— Start of Record set —
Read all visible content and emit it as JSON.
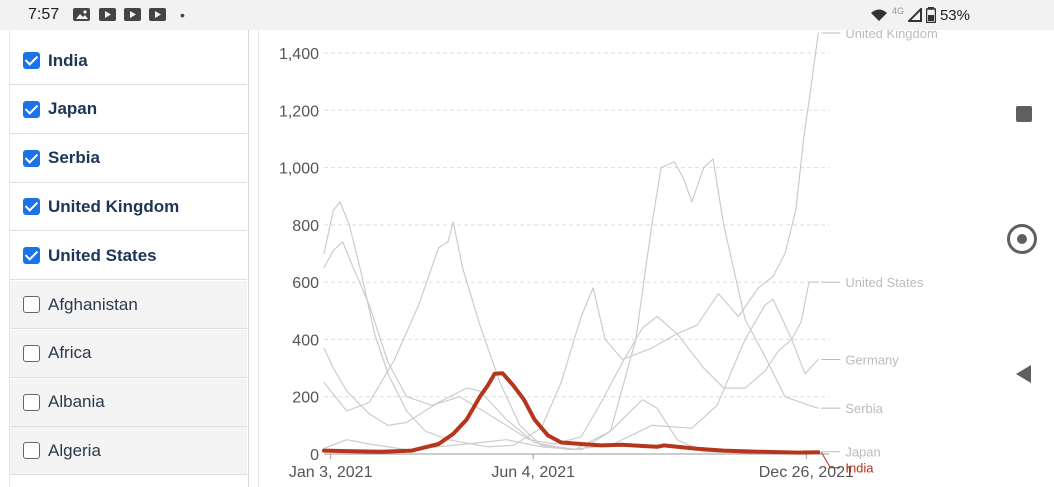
{
  "status_bar": {
    "time": "7:57",
    "icons": [
      "image-icon",
      "youtube-icon",
      "youtube-icon",
      "youtube-icon"
    ],
    "dot": "•",
    "network": "4G",
    "battery": "53%"
  },
  "country_list": [
    {
      "label": "India",
      "checked": true
    },
    {
      "label": "Japan",
      "checked": true
    },
    {
      "label": "Serbia",
      "checked": true
    },
    {
      "label": "United Kingdom",
      "checked": true
    },
    {
      "label": "United States",
      "checked": true
    },
    {
      "label": "Afghanistan",
      "checked": false
    },
    {
      "label": "Africa",
      "checked": false
    },
    {
      "label": "Albania",
      "checked": false
    },
    {
      "label": "Algeria",
      "checked": false
    }
  ],
  "colors": {
    "highlight": "#b5361c",
    "other_series": "#cccccc",
    "grid": "#dddddd",
    "checkbox": "#1a73e8"
  },
  "chart_data": {
    "type": "line",
    "title": "",
    "xlabel": "",
    "ylabel": "",
    "x_start": "2020-12-29",
    "x_end": "2022-01-12",
    "x_ticks": [
      {
        "label": "Jan 3, 2021",
        "date": "2021-01-03"
      },
      {
        "label": "Jun 4, 2021",
        "date": "2021-06-04"
      },
      {
        "label": "Dec 26, 2021",
        "date": "2021-12-26"
      }
    ],
    "ylim": [
      0,
      1400
    ],
    "y_ticks": [
      0,
      200,
      400,
      600,
      800,
      1000,
      1200,
      1400
    ],
    "y_tick_labels": [
      "0",
      "200",
      "400",
      "600",
      "800",
      "1,000",
      "1,200",
      "1,400"
    ],
    "grid": true,
    "legend": "end-labels",
    "series": [
      {
        "name": "United Kingdom",
        "highlighted": false,
        "points": [
          [
            "2020-12-29",
            700
          ],
          [
            "2021-01-05",
            850
          ],
          [
            "2021-01-10",
            880
          ],
          [
            "2021-01-17",
            800
          ],
          [
            "2021-01-25",
            650
          ],
          [
            "2021-02-05",
            420
          ],
          [
            "2021-02-15",
            280
          ],
          [
            "2021-03-01",
            150
          ],
          [
            "2021-03-15",
            80
          ],
          [
            "2021-04-01",
            50
          ],
          [
            "2021-05-01",
            25
          ],
          [
            "2021-05-20",
            30
          ],
          [
            "2021-06-10",
            90
          ],
          [
            "2021-06-25",
            250
          ],
          [
            "2021-07-10",
            480
          ],
          [
            "2021-07-19",
            580
          ],
          [
            "2021-07-28",
            400
          ],
          [
            "2021-08-10",
            330
          ],
          [
            "2021-09-01",
            370
          ],
          [
            "2021-09-20",
            420
          ],
          [
            "2021-10-05",
            450
          ],
          [
            "2021-10-21",
            560
          ],
          [
            "2021-11-05",
            480
          ],
          [
            "2021-11-20",
            580
          ],
          [
            "2021-12-01",
            620
          ],
          [
            "2021-12-10",
            700
          ],
          [
            "2021-12-18",
            850
          ],
          [
            "2021-12-24",
            1100
          ],
          [
            "2021-12-30",
            1300
          ],
          [
            "2022-01-04",
            1470
          ]
        ]
      },
      {
        "name": "United States",
        "highlighted": false,
        "points": [
          [
            "2020-12-29",
            650
          ],
          [
            "2021-01-05",
            710
          ],
          [
            "2021-01-12",
            740
          ],
          [
            "2021-01-20",
            650
          ],
          [
            "2021-02-01",
            520
          ],
          [
            "2021-02-15",
            320
          ],
          [
            "2021-03-01",
            200
          ],
          [
            "2021-03-20",
            170
          ],
          [
            "2021-04-10",
            200
          ],
          [
            "2021-05-01",
            140
          ],
          [
            "2021-06-01",
            50
          ],
          [
            "2021-06-20",
            35
          ],
          [
            "2021-07-10",
            60
          ],
          [
            "2021-07-25",
            180
          ],
          [
            "2021-08-10",
            320
          ],
          [
            "2021-08-25",
            440
          ],
          [
            "2021-09-05",
            480
          ],
          [
            "2021-09-20",
            420
          ],
          [
            "2021-10-10",
            300
          ],
          [
            "2021-10-25",
            230
          ],
          [
            "2021-11-10",
            230
          ],
          [
            "2021-11-25",
            290
          ],
          [
            "2021-12-05",
            360
          ],
          [
            "2021-12-15",
            400
          ],
          [
            "2021-12-22",
            460
          ],
          [
            "2021-12-28",
            600
          ],
          [
            "2022-01-04",
            600
          ]
        ]
      },
      {
        "name": "Germany",
        "highlighted": false,
        "points": [
          [
            "2020-12-29",
            370
          ],
          [
            "2021-01-05",
            300
          ],
          [
            "2021-01-15",
            220
          ],
          [
            "2021-02-01",
            140
          ],
          [
            "2021-02-15",
            100
          ],
          [
            "2021-03-01",
            110
          ],
          [
            "2021-03-25",
            180
          ],
          [
            "2021-04-15",
            230
          ],
          [
            "2021-04-25",
            220
          ],
          [
            "2021-05-15",
            120
          ],
          [
            "2021-06-05",
            40
          ],
          [
            "2021-07-01",
            15
          ],
          [
            "2021-08-01",
            30
          ],
          [
            "2021-09-01",
            100
          ],
          [
            "2021-10-01",
            90
          ],
          [
            "2021-10-20",
            170
          ],
          [
            "2021-11-10",
            400
          ],
          [
            "2021-11-25",
            520
          ],
          [
            "2021-12-01",
            540
          ],
          [
            "2021-12-15",
            400
          ],
          [
            "2021-12-25",
            280
          ],
          [
            "2022-01-04",
            330
          ]
        ]
      },
      {
        "name": "Serbia",
        "highlighted": false,
        "points": [
          [
            "2020-12-29",
            250
          ],
          [
            "2021-01-15",
            150
          ],
          [
            "2021-02-01",
            180
          ],
          [
            "2021-02-20",
            330
          ],
          [
            "2021-03-10",
            520
          ],
          [
            "2021-03-25",
            720
          ],
          [
            "2021-04-01",
            740
          ],
          [
            "2021-04-05",
            810
          ],
          [
            "2021-04-12",
            650
          ],
          [
            "2021-04-25",
            450
          ],
          [
            "2021-05-10",
            250
          ],
          [
            "2021-05-25",
            100
          ],
          [
            "2021-06-10",
            30
          ],
          [
            "2021-07-10",
            15
          ],
          [
            "2021-08-01",
            80
          ],
          [
            "2021-08-20",
            400
          ],
          [
            "2021-09-01",
            800
          ],
          [
            "2021-09-08",
            1000
          ],
          [
            "2021-09-18",
            1020
          ],
          [
            "2021-09-25",
            960
          ],
          [
            "2021-10-01",
            880
          ],
          [
            "2021-10-10",
            1000
          ],
          [
            "2021-10-17",
            1030
          ],
          [
            "2021-10-25",
            800
          ],
          [
            "2021-11-10",
            470
          ],
          [
            "2021-11-25",
            340
          ],
          [
            "2021-12-10",
            200
          ],
          [
            "2021-12-28",
            170
          ],
          [
            "2022-01-04",
            160
          ]
        ]
      },
      {
        "name": "Japan",
        "highlighted": false,
        "points": [
          [
            "2020-12-29",
            20
          ],
          [
            "2021-01-15",
            50
          ],
          [
            "2021-02-01",
            35
          ],
          [
            "2021-03-01",
            15
          ],
          [
            "2021-04-15",
            35
          ],
          [
            "2021-05-15",
            50
          ],
          [
            "2021-06-10",
            25
          ],
          [
            "2021-07-05",
            15
          ],
          [
            "2021-08-01",
            80
          ],
          [
            "2021-08-25",
            190
          ],
          [
            "2021-09-05",
            160
          ],
          [
            "2021-09-20",
            50
          ],
          [
            "2021-10-10",
            8
          ],
          [
            "2021-11-20",
            2
          ],
          [
            "2021-12-20",
            3
          ],
          [
            "2022-01-04",
            8
          ]
        ]
      },
      {
        "name": "India",
        "highlighted": true,
        "points": [
          [
            "2020-12-29",
            12
          ],
          [
            "2021-01-15",
            10
          ],
          [
            "2021-02-10",
            8
          ],
          [
            "2021-03-05",
            12
          ],
          [
            "2021-03-25",
            35
          ],
          [
            "2021-04-05",
            70
          ],
          [
            "2021-04-15",
            120
          ],
          [
            "2021-04-25",
            200
          ],
          [
            "2021-05-01",
            240
          ],
          [
            "2021-05-06",
            280
          ],
          [
            "2021-05-12",
            282
          ],
          [
            "2021-05-20",
            240
          ],
          [
            "2021-05-28",
            190
          ],
          [
            "2021-06-05",
            120
          ],
          [
            "2021-06-15",
            65
          ],
          [
            "2021-06-25",
            40
          ],
          [
            "2021-07-10",
            35
          ],
          [
            "2021-07-25",
            30
          ],
          [
            "2021-08-10",
            32
          ],
          [
            "2021-08-25",
            28
          ],
          [
            "2021-09-05",
            25
          ],
          [
            "2021-09-10",
            30
          ],
          [
            "2021-09-20",
            25
          ],
          [
            "2021-10-05",
            18
          ],
          [
            "2021-10-25",
            12
          ],
          [
            "2021-11-20",
            8
          ],
          [
            "2021-12-20",
            5
          ],
          [
            "2022-01-04",
            6
          ]
        ]
      }
    ]
  }
}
— End of Record set —
**Requirements**
Show every line of the listing in which the string "name" can be found.

**Task output**
        "name": "United Kingdom",
        "name": "United States",
        "name": "Germany",
        "name": "Serbia",
        "name": "Japan",
        "name": "India",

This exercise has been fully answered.